* THE TASK: Each line that holds the word "guidebook" should be returned.

* DATA ENTRIES:
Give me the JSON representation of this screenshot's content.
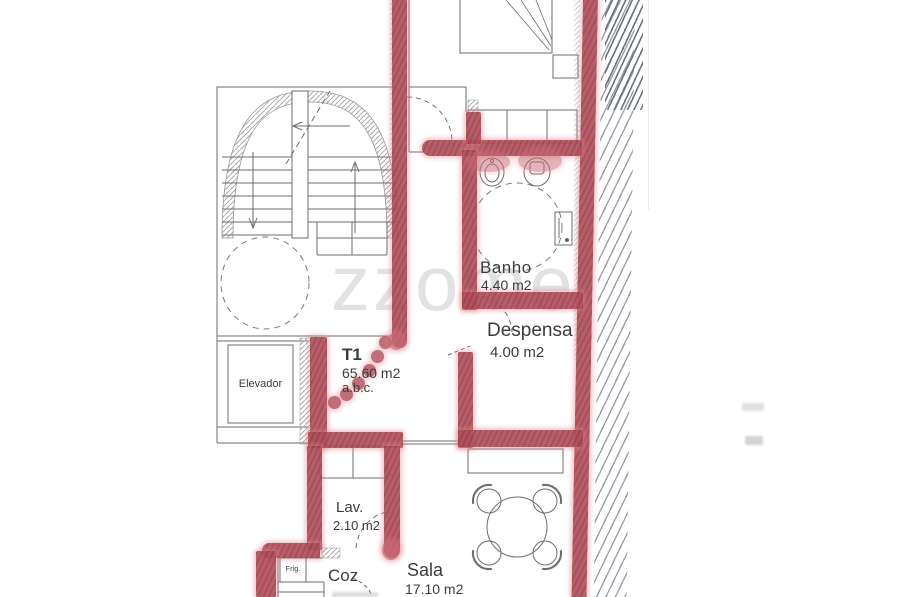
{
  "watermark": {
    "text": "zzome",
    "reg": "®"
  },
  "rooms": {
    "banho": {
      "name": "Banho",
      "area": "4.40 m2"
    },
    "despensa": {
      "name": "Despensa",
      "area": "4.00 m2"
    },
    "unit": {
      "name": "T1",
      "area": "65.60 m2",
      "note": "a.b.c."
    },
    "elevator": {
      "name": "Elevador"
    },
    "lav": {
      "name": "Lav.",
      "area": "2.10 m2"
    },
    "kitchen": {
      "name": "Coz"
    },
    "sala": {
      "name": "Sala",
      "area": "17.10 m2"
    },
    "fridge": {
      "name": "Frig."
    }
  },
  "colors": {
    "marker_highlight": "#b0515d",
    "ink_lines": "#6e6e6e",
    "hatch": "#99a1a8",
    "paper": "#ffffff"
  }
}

...

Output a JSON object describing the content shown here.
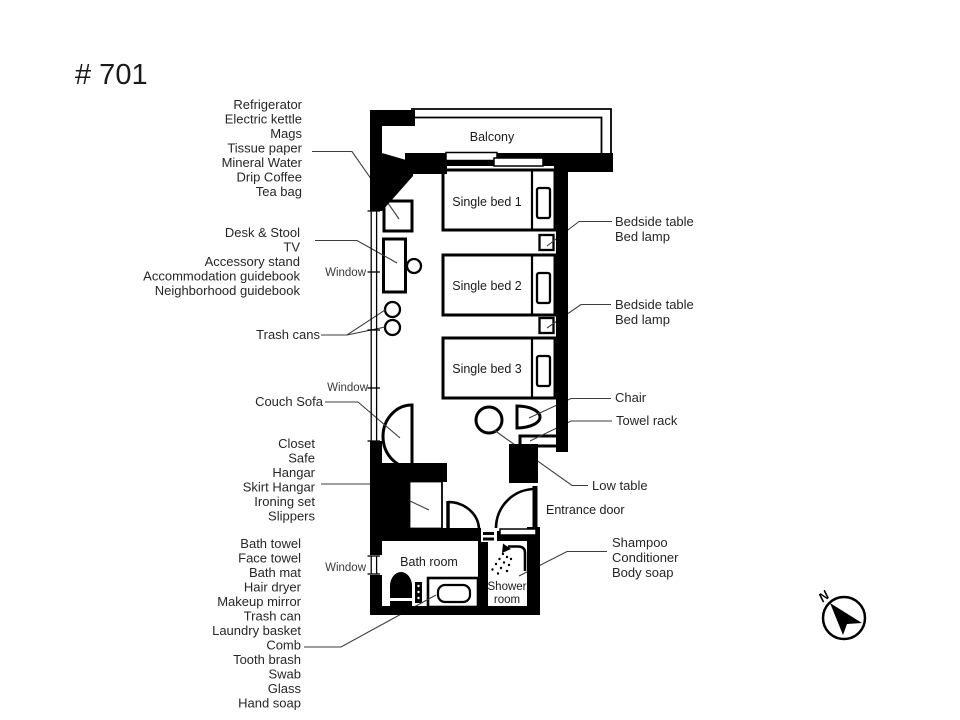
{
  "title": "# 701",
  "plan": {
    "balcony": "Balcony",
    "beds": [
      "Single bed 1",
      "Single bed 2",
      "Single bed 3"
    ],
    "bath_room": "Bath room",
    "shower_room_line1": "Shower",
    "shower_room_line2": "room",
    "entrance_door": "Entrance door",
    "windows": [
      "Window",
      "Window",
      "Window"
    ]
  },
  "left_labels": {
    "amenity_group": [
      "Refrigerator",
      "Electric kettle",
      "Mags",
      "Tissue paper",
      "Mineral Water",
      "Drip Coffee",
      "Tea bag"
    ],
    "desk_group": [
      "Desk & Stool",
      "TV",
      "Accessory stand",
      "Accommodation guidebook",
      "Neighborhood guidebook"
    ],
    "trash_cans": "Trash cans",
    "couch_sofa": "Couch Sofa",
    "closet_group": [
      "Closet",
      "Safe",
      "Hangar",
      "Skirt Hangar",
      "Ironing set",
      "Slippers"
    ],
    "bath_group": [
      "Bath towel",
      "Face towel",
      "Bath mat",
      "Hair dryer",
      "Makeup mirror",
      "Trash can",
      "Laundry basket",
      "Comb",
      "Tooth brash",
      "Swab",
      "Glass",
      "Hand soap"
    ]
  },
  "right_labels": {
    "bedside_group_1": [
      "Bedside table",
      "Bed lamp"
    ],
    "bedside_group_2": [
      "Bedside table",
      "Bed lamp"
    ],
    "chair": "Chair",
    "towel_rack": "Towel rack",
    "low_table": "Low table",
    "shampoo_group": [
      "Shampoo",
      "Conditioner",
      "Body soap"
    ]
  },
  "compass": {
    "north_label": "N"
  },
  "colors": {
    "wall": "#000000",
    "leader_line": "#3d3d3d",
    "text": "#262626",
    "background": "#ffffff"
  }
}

* TASK ANSWER:
      "Accommodation guidebook",
      "Neighborhood guidebook"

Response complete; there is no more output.